Given data:
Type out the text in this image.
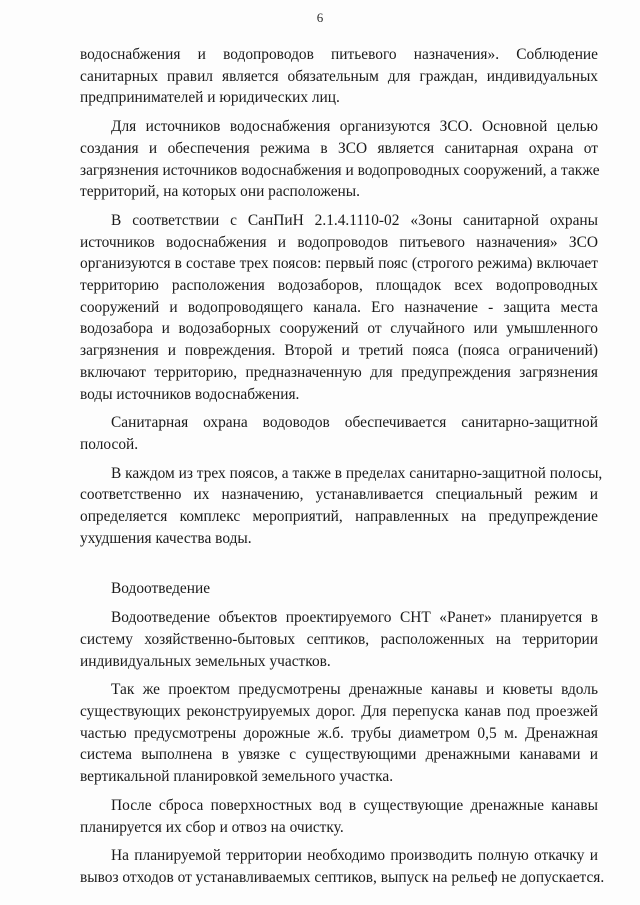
6
водоснабжения и водопроводов питьевого назначения». Соблюдение
санитарных правил является обязательным для граждан, индивидуальных
предпринимателей и юридических лиц.
Для источников водоснабжения организуются ЗСО. Основной целью
создания и обеспечения режима в ЗСО является санитарная охрана от
загрязнения источников водоснабжения и водопроводных сооружений, а также
территорий, на которых они расположены.
В соответствии с СанПиН 2.1.4.1110-02 «Зоны санитарной охраны
источников водоснабжения и водопроводов питьевого назначения» ЗСО
организуются в составе трех поясов: первый пояс (строгого режима) включает
территорию расположения водозаборов, площадок всех водопроводных
сооружений и водопроводящего канала. Его назначение - защита места
водозабора и водозаборных сооружений от случайного или умышленного
загрязнения и повреждения. Второй и третий пояса (пояса ограничений)
включают территорию, предназначенную для предупреждения загрязнения
воды источников водоснабжения.
Санитарная охрана водоводов обеспечивается санитарно-защитной
полосой.
В каждом из трех поясов, а также в пределах санитарно-защитной полосы,
соответственно их назначению, устанавливается специальный режим и
определяется комплекс мероприятий, направленных на предупреждение
ухудшения качества воды.
Водоотведение
Водоотведение объектов проектируемого СНТ «Ранет» планируется в
систему хозяйственно-бытовых септиков, расположенных на территории
индивидуальных земельных участков.
Так же проектом предусмотрены дренажные канавы и кюветы вдоль
существующих реконструируемых дорог. Для перепуска канав под проезжей
частью предусмотрены дорожные ж.б. трубы диаметром 0,5 м. Дренажная
система выполнена в увязке с существующими дренажными канавами и
вертикальной планировкой земельного участка.
После сброса поверхностных вод в существующие дренажные канавы
планируется их сбор и отвоз на очистку.
На планируемой территории необходимо производить полную откачку и
вывоз отходов от устанавливаемых септиков, выпуск на рельеф не допускается.
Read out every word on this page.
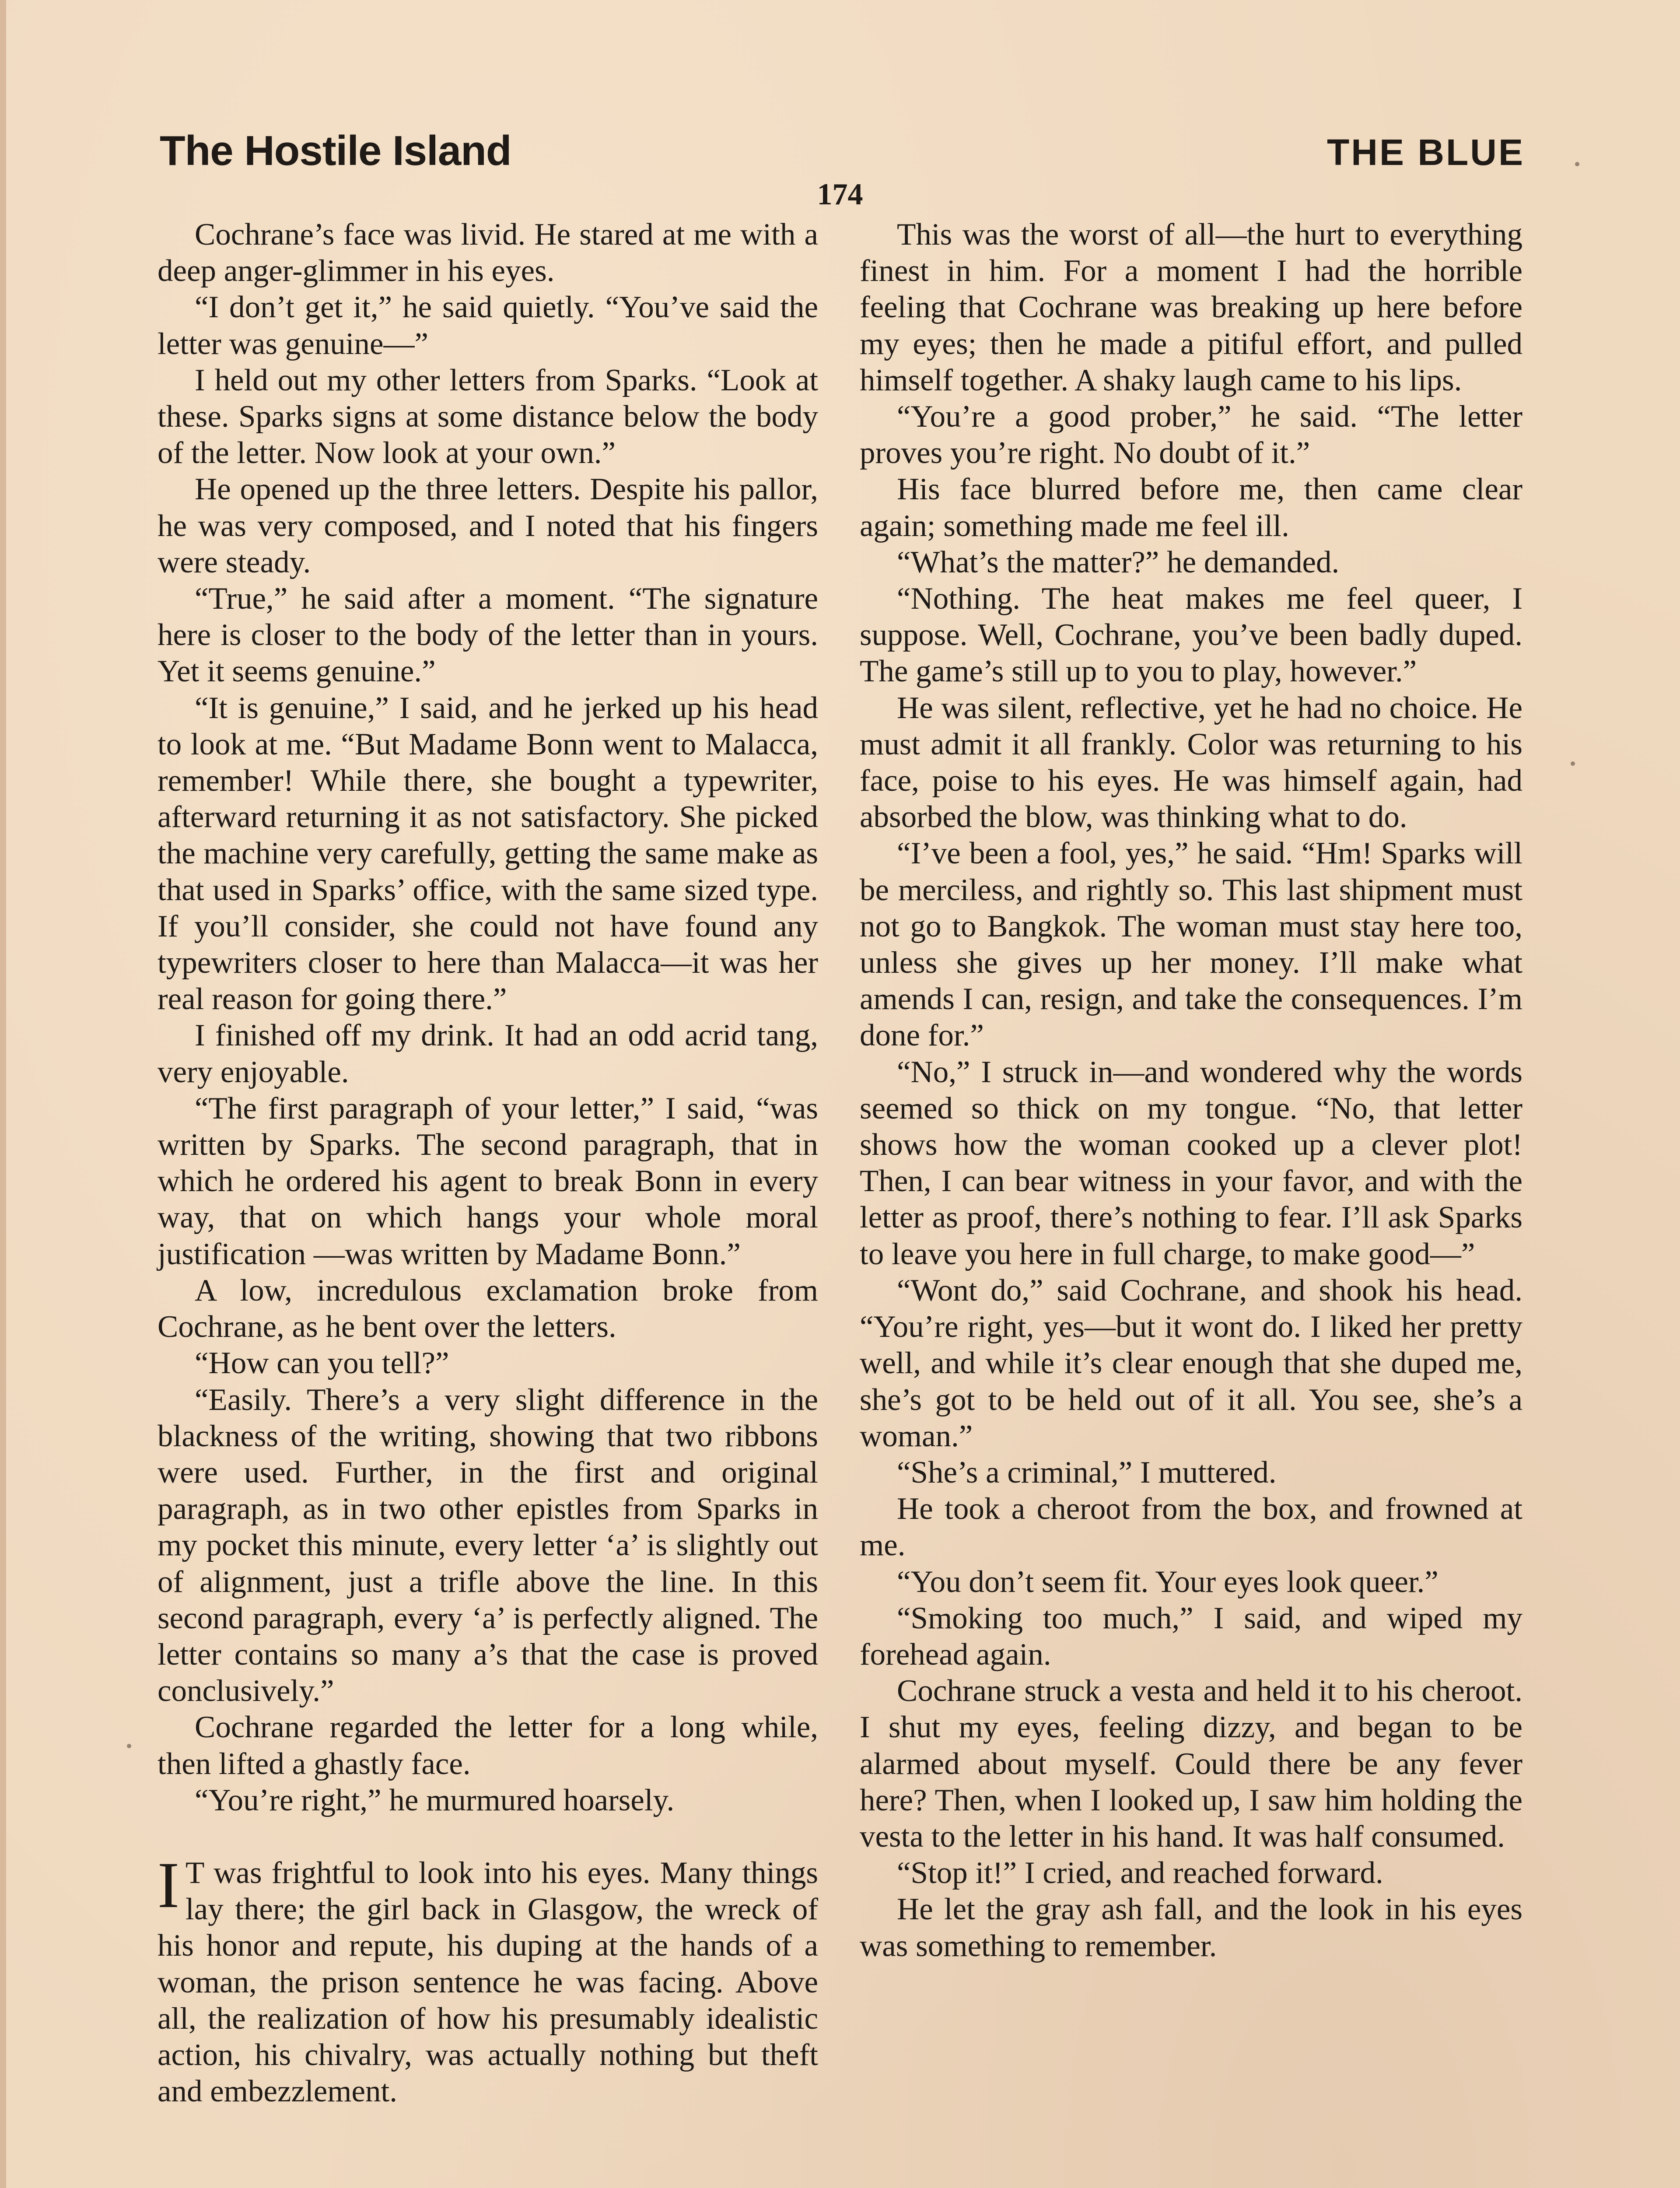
The Hostile Island	THE BLUE
174

Cochrane’s face was livid. He stared at me with a deep anger-glimmer in his eyes.

“I don’t get it,” he said quietly. “You’ve said the letter was genuine—”

I held out my other letters from Sparks. “Look at these. Sparks signs at some distance below the body of the letter. Now look at your own.”

He opened up the three letters. Despite his pallor, he was very composed, and I noted that his fingers were steady.

“True,” he said after a moment. “The signature here is closer to the body of the letter than in yours. Yet it seems genuine.”

“It is genuine,” I said, and he jerked up his head to look at me. “But Madame Bonn went to Malacca, remember! While there, she bought a typewriter, afterward returning it as not satisfactory. She picked the machine very carefully, getting the same make as that used in Sparks’ office, with the same sized type. If you’ll consider, she could not have found any typewriters closer to here than Malacca—it was her real reason for going there.”

I finished off my drink. It had an odd acrid tang, very enjoyable.

“The first paragraph of your letter,” I said, “was written by Sparks. The second paragraph, that in which he ordered his agent to break Bonn in every way, that on which hangs your whole moral justification —was written by Madame Bonn.”

A low, incredulous exclamation broke from Cochrane, as he bent over the letters.

“How can you tell?”

“Easily. There’s a very slight difference in the blackness of the writing, showing that two ribbons were used. Further, in the first and original paragraph, as in two other epistles from Sparks in my pocket this minute, every letter ‘a’ is slightly out of alignment, just a trifle above the line. In this second paragraph, every ‘a’ is perfectly aligned. The letter contains so many a’s that the case is proved conclusively.”

Cochrane regarded the letter for a long while, then lifted a ghastly face.

“You’re right,” he murmured hoarsely.

I T was frightful to look into his eyes. Many things lay there; the girl back in Glasgow, the wreck of his honor and repute, his duping at the hands of a woman, the prison sentence he was facing. Above all, the realization of how his presumably idealistic action, his chivalry, was actually nothing but theft and embezzlement.

This was the worst of all—the hurt to everything finest in him. For a moment I had the horrible feeling that Cochrane was breaking up here before my eyes; then he made a pitiful effort, and pulled himself together. A shaky laugh came to his lips.

“You’re a good prober,” he said. “The letter proves you’re right. No doubt of it.”

His face blurred before me, then came clear again; something made me feel ill.

“What’s the matter?” he demanded.

“Nothing. The heat makes me feel queer, I suppose. Well, Cochrane, you’ve been badly duped. The game’s still up to you to play, however.”

He was silent, reflective, yet he had no choice. He must admit it all frankly. Color was returning to his face, poise to his eyes. He was himself again, had absorbed the blow, was thinking what to do.

“I’ve been a fool, yes,” he said. “Hm! Sparks will be merciless, and rightly so. This last shipment must not go to Bangkok. The woman must stay here too, unless she gives up her money. I’ll make what amends I can, resign, and take the consequences. I’m done for.”

“No,” I struck in—and wondered why the words seemed so thick on my tongue. “No, that letter shows how the woman cooked up a clever plot! Then, I can bear witness in your favor, and with the letter as proof, there’s nothing to fear. I’ll ask Sparks to leave you here in full charge, to make good—”

“Wont do,” said Cochrane, and shook his head. “You’re right, yes—but it wont do. I liked her pretty well, and while it’s clear enough that she duped me, she’s got to be held out of it all. You see, she’s a woman.”

“She’s a criminal,” I muttered.

He took a cheroot from the box, and frowned at me.

“You don’t seem fit. Your eyes look queer.”

“Smoking too much,” I said, and wiped my forehead again.

Cochrane struck a vesta and held it to his cheroot. I shut my eyes, feeling dizzy, and began to be alarmed about myself. Could there be any fever here? Then, when I looked up, I saw him holding the vesta to the letter in his hand. It was half consumed.

“Stop it!” I cried, and reached forward.

He let the gray ash fall, and the look in his eyes was something to remember.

Given exercise: Copy all lines of the material above where the string "queer" occurs.

Reply:
“Nothing. The heat makes me feel queer, I suppose. Well, Cochrane, you’ve been badly duped. The game’s still up to you to play, however.”
“You don’t seem fit. Your eyes look queer.”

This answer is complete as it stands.